■ **Listed entries**:

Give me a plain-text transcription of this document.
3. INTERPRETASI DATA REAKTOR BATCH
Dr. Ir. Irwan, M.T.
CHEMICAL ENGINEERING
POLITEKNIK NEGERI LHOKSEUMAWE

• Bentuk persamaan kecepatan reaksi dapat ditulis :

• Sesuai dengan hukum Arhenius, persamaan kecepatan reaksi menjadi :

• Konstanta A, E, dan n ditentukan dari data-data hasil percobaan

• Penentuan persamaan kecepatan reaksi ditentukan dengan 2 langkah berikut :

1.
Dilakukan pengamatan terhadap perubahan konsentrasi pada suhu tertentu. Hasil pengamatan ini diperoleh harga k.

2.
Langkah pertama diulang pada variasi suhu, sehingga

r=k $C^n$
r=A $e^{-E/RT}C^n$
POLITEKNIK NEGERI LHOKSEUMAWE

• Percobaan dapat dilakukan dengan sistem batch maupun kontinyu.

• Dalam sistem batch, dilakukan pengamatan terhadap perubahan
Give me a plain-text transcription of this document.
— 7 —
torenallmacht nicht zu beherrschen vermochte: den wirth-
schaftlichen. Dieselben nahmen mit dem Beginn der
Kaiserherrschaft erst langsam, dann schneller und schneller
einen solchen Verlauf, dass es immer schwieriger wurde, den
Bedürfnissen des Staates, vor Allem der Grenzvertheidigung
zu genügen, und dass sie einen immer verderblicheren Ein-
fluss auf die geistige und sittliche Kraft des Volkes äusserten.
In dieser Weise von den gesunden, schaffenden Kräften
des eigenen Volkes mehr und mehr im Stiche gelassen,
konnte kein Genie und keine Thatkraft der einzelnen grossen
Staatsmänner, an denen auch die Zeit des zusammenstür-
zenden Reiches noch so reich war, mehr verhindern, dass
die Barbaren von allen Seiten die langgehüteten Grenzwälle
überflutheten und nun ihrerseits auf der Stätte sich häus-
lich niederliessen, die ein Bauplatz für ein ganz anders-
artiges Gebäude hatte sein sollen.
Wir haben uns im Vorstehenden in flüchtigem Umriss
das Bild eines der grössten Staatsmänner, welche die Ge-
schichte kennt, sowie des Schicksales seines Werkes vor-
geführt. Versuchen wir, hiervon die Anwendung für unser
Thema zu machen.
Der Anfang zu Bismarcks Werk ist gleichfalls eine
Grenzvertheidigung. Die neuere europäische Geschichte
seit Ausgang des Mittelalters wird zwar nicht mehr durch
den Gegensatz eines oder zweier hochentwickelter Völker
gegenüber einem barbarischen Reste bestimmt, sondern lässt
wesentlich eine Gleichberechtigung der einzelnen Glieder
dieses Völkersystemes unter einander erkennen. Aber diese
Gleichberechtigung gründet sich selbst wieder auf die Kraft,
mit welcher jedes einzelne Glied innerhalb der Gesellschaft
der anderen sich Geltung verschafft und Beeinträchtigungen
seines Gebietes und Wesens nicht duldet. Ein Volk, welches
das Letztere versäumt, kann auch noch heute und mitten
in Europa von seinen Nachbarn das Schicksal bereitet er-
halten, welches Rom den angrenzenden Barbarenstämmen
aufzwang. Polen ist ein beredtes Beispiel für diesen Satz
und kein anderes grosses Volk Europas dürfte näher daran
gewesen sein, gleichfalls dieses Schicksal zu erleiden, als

■ **What needs to be done**:
Work out how many lines above have the string "seines" in them, and give only the number.

■ **Answer below**:
2